* Reading passage
^^^^

The Tsunami

The word “tsunami” comes from Japanese. With a monarchy that dates back to 660 BC, the Japanese culture has a long and active memory. And as the people who invented Godzilla, they have a reputation for effectively representing their shared anxieties and doomsday scenarios.

It’s hard to name a more iconic Japanese image than Hokusai’s The Great Wave off Kanagawa. Or a more beautiful one. Both its subject and style seem to embody part of the Japanese identity. Until a few days ago, if you had used the words “wave” and “Japan” in a sentence, this is what I would have pictured – a beautiful woodblock that’s been reproduced and remixed all over the world, on t-shirts, tattoos, jewelry, bedsheets, wallpaper, sneakers, etc. But three days ago the picture was suddenly usurped by a horrifying instance of the real thing.

^^^^

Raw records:

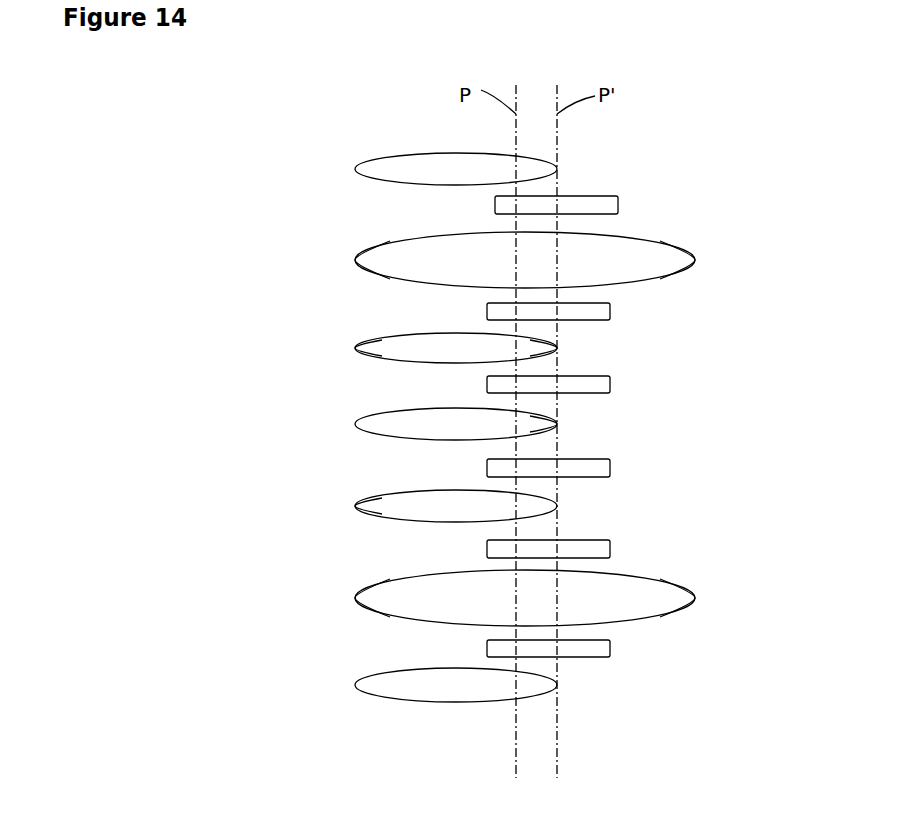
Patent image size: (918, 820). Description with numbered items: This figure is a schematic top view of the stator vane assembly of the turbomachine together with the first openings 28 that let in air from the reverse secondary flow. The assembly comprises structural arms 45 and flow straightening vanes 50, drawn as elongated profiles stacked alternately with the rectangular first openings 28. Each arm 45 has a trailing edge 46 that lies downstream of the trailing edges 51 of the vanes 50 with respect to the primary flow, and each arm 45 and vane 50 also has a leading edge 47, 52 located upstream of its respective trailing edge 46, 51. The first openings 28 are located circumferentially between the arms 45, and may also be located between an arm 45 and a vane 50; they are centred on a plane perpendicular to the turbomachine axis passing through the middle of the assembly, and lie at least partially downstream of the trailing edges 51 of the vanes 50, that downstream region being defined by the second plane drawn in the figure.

The first openings 28 is at (618, 207).
The structural arms 45 is at (377, 247).
The trailing edges of the arms 46 is at (695, 260).
The leading edges of the arms 47 is at (352, 262).
The flow straightening vanes 50 is at (435, 155).
The trailing edges of the vanes 51 is at (557, 348).
The leading edges of the vanes 52 is at (355, 348).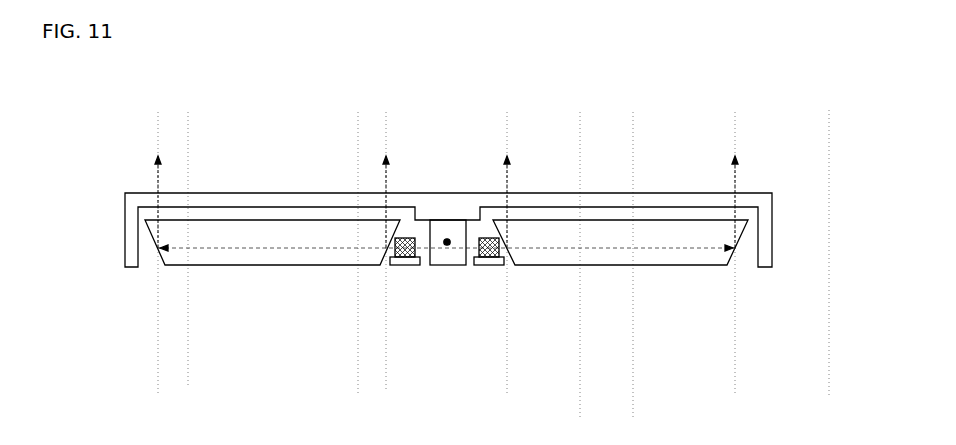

^^^^

* Instructions
A: Write out the part of the tsunami passage starting at "It’s hard to" and ending at "the real thing.".
B: Write what comes next in the tsunami passage, picking up after its final sentence.
The records are material apart from the tsunami passage.

* Solved tasks
A:
It’s hard to name a more iconic Japanese image than Hokusai’s The Great Wave off Kanagawa. Or a more beautiful one. Both its subject and style seem to embody part of the Japanese identity. Until a few days ago, if you had used the words “wave” and “Japan” in a sentence, this is what I would have pictured – a beautiful woodblock that’s been reproduced and remixed all over the world, on t-shirts, tattoos, jewelry, bedsheets, wallpaper, sneakers, etc. But three days ago the picture was suddenly usurped by a horrifying instance of the real thing.

B:
It’s a long and subtle transformation for a natural disaster to become a cool sneaker design. A thing like a tsunami echoes through a culture just like it ripples through the ocean. The tragedy becomes a memorial, the memorial becomes a fixture, the fixture becomes a motif, the motif becomes a cliché. I’m glad. This is how life nourishes art. But when life occasionally reasserts itself – with a devastating act of God that reminds us how pale and shallow our cliché had become – it feels abrupt, overhwelming, unfair. And a little embarrassing. Like we got caught staring at our sneakers while the ocean was rising. The lesson, I think, is not to stop putting waves on our sneakers, but to continually remind ourselves what they originally mean.

.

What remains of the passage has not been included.